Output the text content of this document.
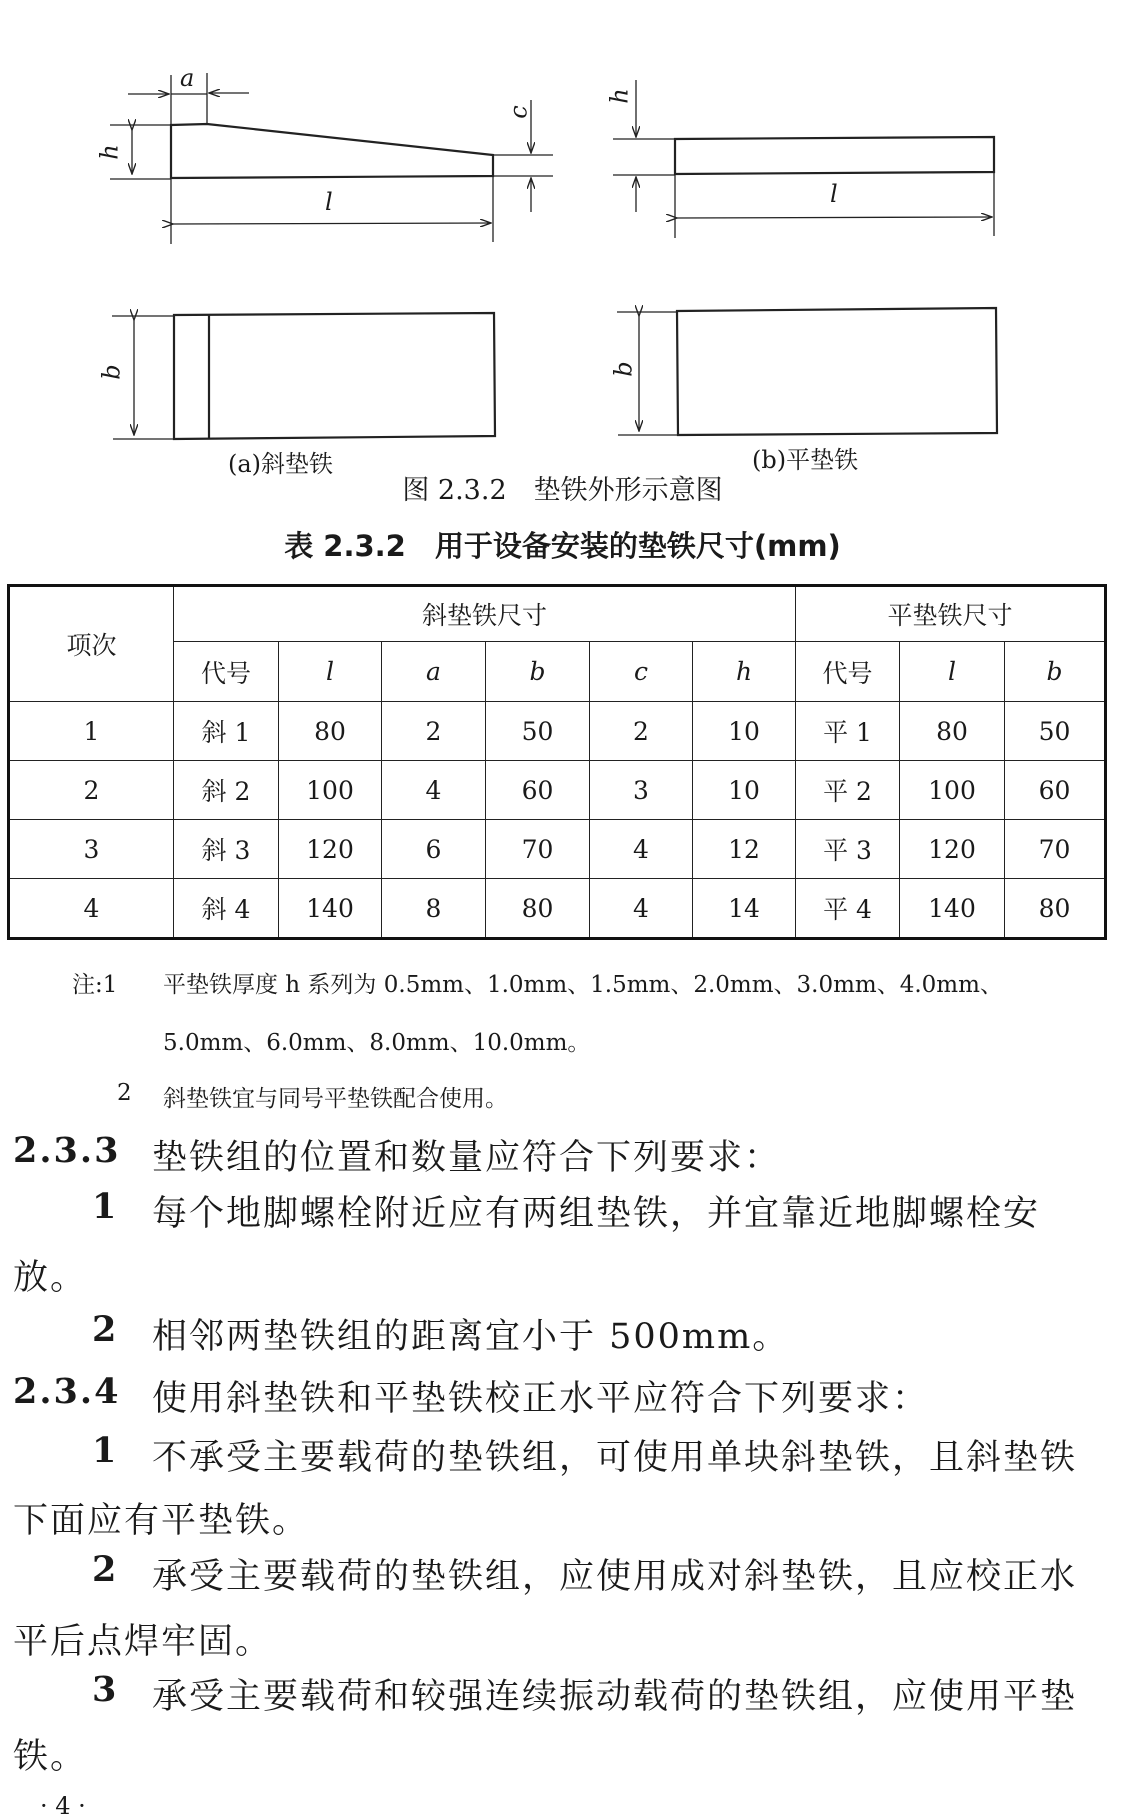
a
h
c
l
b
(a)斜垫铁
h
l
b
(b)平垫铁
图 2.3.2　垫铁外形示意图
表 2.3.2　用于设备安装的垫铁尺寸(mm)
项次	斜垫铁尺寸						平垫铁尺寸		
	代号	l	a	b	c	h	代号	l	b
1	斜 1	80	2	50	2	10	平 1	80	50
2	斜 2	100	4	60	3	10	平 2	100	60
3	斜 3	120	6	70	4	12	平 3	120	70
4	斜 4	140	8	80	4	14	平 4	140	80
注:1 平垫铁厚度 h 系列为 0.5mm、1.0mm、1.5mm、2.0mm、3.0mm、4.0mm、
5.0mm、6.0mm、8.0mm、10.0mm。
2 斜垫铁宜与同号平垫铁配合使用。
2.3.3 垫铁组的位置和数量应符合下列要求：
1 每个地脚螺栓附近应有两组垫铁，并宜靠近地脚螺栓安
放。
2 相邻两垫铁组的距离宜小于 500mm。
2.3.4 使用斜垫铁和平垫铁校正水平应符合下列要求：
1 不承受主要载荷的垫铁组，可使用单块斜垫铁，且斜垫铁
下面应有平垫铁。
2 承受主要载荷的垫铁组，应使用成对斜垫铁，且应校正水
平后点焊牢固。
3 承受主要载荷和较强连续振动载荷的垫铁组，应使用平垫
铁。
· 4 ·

· · ·

◆ **Aim**: Make an exact copy of the data, leaving its pictures out.

◆ **Response to this task**:
Output the text content of this document.
a
h
c
l
b
(a)斜垫铁
h
l
b
(b)平垫铁
图 2.3.2　垫铁外形示意图
表 2.3.2　用于设备安装的垫铁尺寸(mm)
项次	斜垫铁尺寸						平垫铁尺寸		
	代号	l	a	b	c	h	代号	l	b
1	斜 1	80	2	50	2	10	平 1	80	50
2	斜 2	100	4	60	3	10	平 2	100	60
3	斜 3	120	6	70	4	12	平 3	120	70
4	斜 4	140	8	80	4	14	平 4	140	80
注:1 平垫铁厚度 h 系列为 0.5mm、1.0mm、1.5mm、2.0mm、3.0mm、4.0mm、
5.0mm、6.0mm、8.0mm、10.0mm。
2 斜垫铁宜与同号平垫铁配合使用。
2.3.3 垫铁组的位置和数量应符合下列要求：
1 每个地脚螺栓附近应有两组垫铁，并宜靠近地脚螺栓安
放。
2 相邻两垫铁组的距离宜小于 500mm。
2.3.4 使用斜垫铁和平垫铁校正水平应符合下列要求：
1 不承受主要载荷的垫铁组，可使用单块斜垫铁，且斜垫铁
下面应有平垫铁。
2 承受主要载荷的垫铁组，应使用成对斜垫铁，且应校正水
平后点焊牢固。
3 承受主要载荷和较强连续振动载荷的垫铁组，应使用平垫
铁。
· 4 ·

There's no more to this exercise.